• _Exercise goal_
Omit every picture, then give all the entries again exactly.

— begin —

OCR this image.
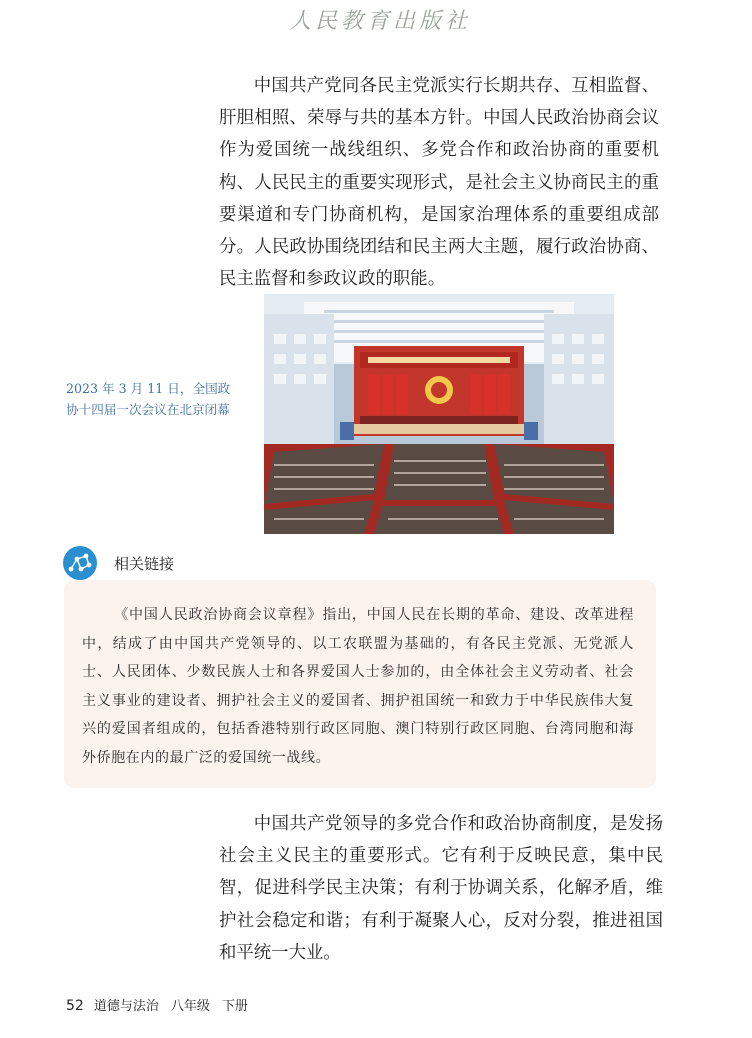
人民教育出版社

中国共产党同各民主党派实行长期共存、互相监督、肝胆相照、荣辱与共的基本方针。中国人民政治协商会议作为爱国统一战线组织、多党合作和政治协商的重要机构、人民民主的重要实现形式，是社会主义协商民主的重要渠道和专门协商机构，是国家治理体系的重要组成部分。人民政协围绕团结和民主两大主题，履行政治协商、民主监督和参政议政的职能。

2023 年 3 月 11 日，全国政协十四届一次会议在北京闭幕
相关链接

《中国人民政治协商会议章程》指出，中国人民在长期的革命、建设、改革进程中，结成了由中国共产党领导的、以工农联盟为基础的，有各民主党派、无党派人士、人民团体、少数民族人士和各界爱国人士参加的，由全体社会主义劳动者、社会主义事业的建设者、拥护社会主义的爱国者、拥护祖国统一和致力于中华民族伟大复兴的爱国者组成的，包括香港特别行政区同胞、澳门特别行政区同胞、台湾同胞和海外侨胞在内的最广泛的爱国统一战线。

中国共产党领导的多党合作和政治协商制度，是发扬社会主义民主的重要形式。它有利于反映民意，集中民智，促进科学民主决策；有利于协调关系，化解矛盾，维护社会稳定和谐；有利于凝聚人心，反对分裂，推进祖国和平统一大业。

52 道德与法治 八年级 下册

— end —

• _Finished exercise_
OCR this image.
人民教育出版社

中国共产党同各民主党派实行长期共存、互相监督、肝胆相照、荣辱与共的基本方针。中国人民政治协商会议作为爱国统一战线组织、多党合作和政治协商的重要机构、人民民主的重要实现形式，是社会主义协商民主的重要渠道和专门协商机构，是国家治理体系的重要组成部分。人民政协围绕团结和民主两大主题，履行政治协商、民主监督和参政议政的职能。

2023 年 3 月 11 日，全国政协十四届一次会议在北京闭幕
相关链接

《中国人民政治协商会议章程》指出，中国人民在长期的革命、建设、改革进程中，结成了由中国共产党领导的、以工农联盟为基础的，有各民主党派、无党派人士、人民团体、少数民族人士和各界爱国人士参加的，由全体社会主义劳动者、社会主义事业的建设者、拥护社会主义的爱国者、拥护祖国统一和致力于中华民族伟大复兴的爱国者组成的，包括香港特别行政区同胞、澳门特别行政区同胞、台湾同胞和海外侨胞在内的最广泛的爱国统一战线。

中国共产党领导的多党合作和政治协商制度，是发扬社会主义民主的重要形式。它有利于反映民意，集中民智，促进科学民主决策；有利于协调关系，化解矛盾，维护社会稳定和谐；有利于凝聚人心，反对分裂，推进祖国和平统一大业。

52 道德与法治 八年级 下册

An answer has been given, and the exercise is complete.